**Job**.
Starting at the line that contains "Extract all readable text from this page.", write out each line through the end of the data below, exactly as it stands. Skip any pictures.

**Source material**.

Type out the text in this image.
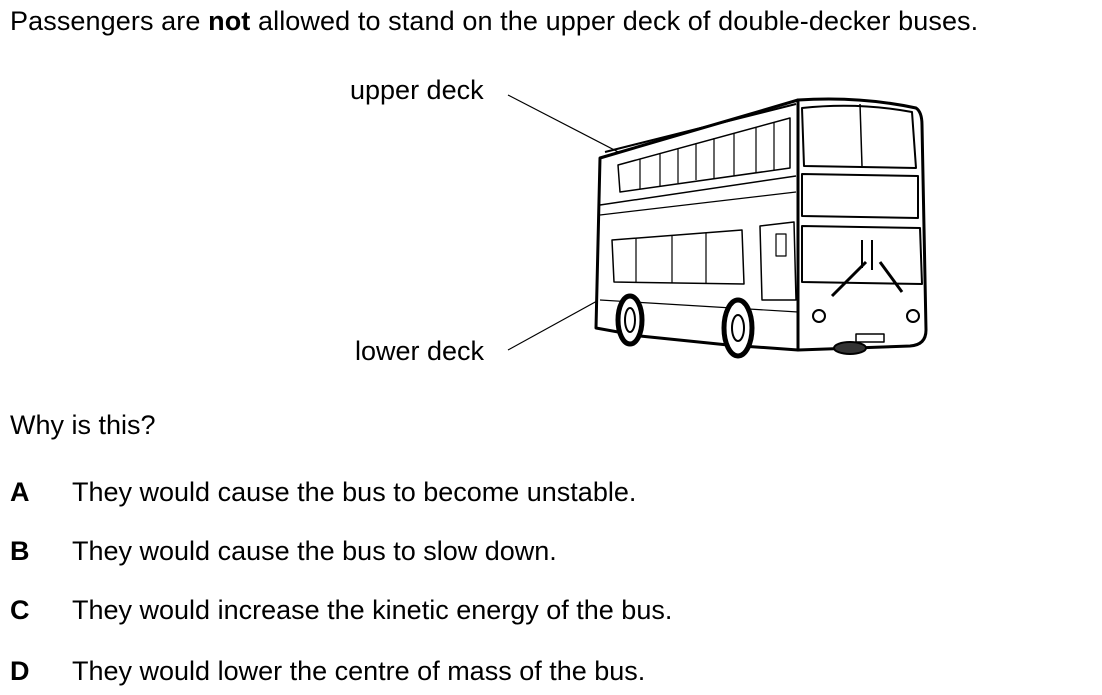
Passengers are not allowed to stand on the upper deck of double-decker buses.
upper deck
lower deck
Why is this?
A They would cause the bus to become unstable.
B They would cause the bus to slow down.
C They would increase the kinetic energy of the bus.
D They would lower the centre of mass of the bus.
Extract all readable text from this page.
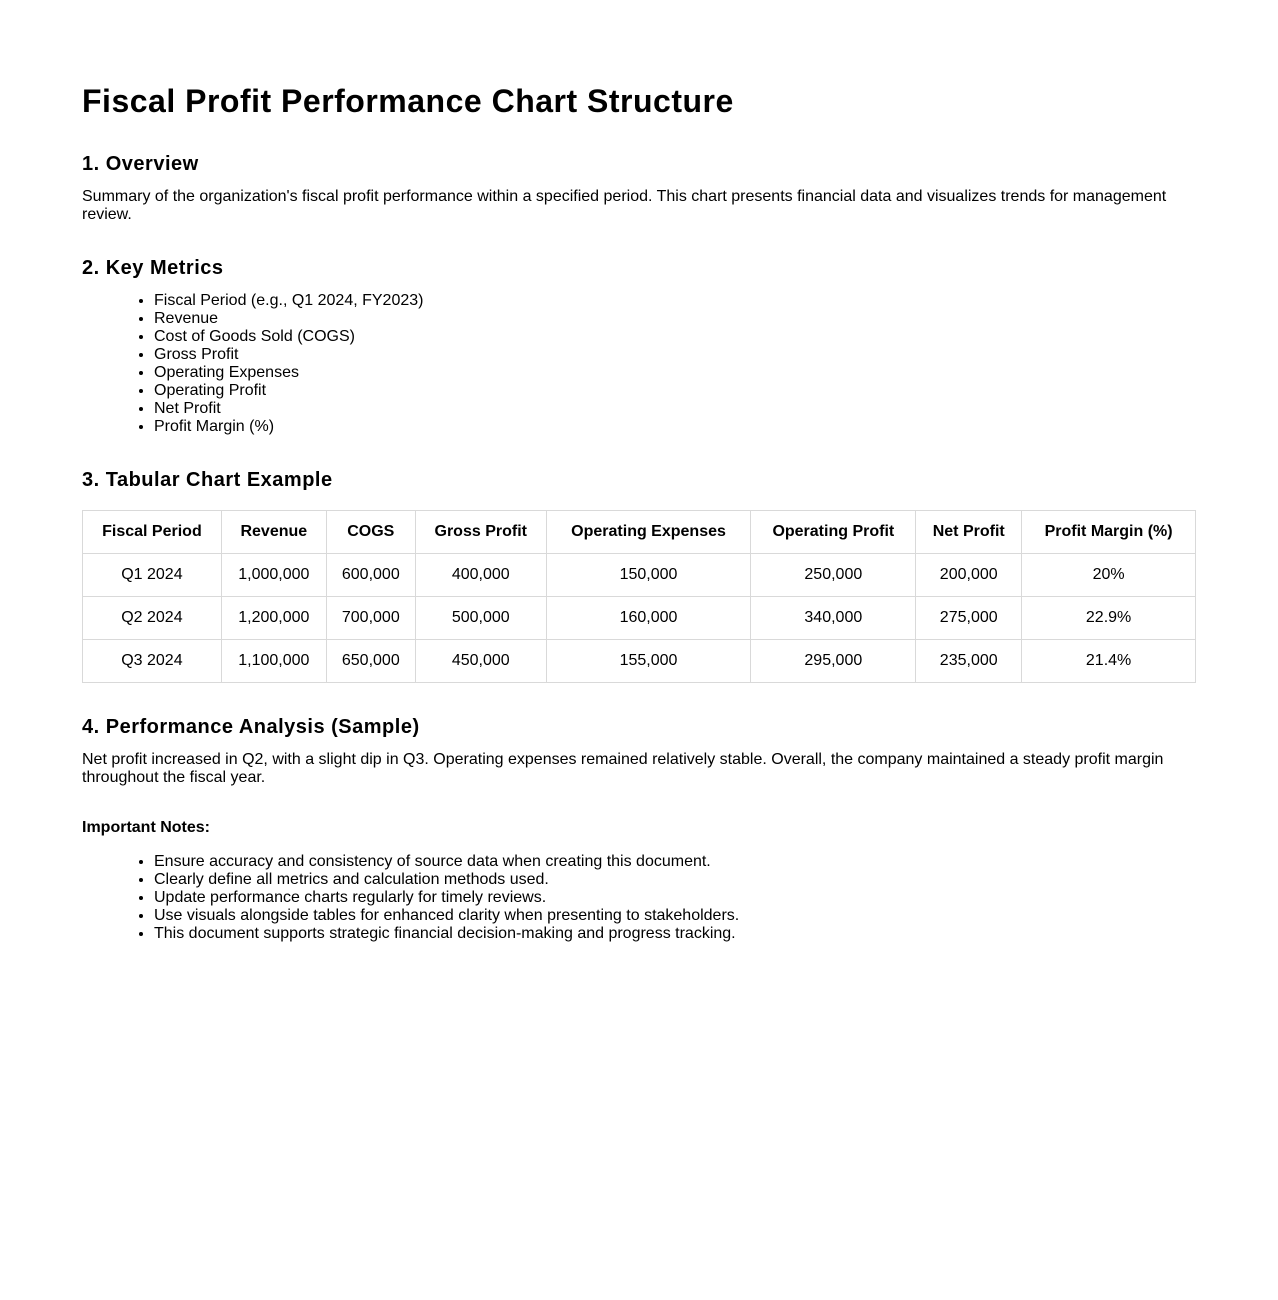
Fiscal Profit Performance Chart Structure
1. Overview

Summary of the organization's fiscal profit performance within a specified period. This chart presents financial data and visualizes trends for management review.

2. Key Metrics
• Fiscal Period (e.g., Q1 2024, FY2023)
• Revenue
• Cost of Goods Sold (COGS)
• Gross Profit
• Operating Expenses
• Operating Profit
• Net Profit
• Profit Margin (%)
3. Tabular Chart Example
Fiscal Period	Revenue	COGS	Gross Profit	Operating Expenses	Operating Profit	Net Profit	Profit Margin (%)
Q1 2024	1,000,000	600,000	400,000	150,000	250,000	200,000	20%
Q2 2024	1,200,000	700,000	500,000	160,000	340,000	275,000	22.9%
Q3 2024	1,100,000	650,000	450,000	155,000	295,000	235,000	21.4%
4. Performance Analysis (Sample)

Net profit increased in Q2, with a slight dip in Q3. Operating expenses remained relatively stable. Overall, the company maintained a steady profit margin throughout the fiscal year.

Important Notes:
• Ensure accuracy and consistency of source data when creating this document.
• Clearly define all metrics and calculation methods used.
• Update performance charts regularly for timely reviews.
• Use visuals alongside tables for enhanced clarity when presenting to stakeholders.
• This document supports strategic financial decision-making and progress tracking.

**Task solution**.
Extract all readable text from this page.
Fiscal Profit Performance Chart Structure
1. Overview

Summary of the organization's fiscal profit performance within a specified period. This chart presents financial data and visualizes trends for management review.

2. Key Metrics
• Fiscal Period (e.g., Q1 2024, FY2023)
• Revenue
• Cost of Goods Sold (COGS)
• Gross Profit
• Operating Expenses
• Operating Profit
• Net Profit
• Profit Margin (%)
3. Tabular Chart Example
Fiscal Period	Revenue	COGS	Gross Profit	Operating Expenses	Operating Profit	Net Profit	Profit Margin (%)
Q1 2024	1,000,000	600,000	400,000	150,000	250,000	200,000	20%
Q2 2024	1,200,000	700,000	500,000	160,000	340,000	275,000	22.9%
Q3 2024	1,100,000	650,000	450,000	155,000	295,000	235,000	21.4%
4. Performance Analysis (Sample)

Net profit increased in Q2, with a slight dip in Q3. Operating expenses remained relatively stable. Overall, the company maintained a steady profit margin throughout the fiscal year.

Important Notes:
• Ensure accuracy and consistency of source data when creating this document.
• Clearly define all metrics and calculation methods used.
• Update performance charts regularly for timely reviews.
• Use visuals alongside tables for enhanced clarity when presenting to stakeholders.
• This document supports strategic financial decision-making and progress tracking.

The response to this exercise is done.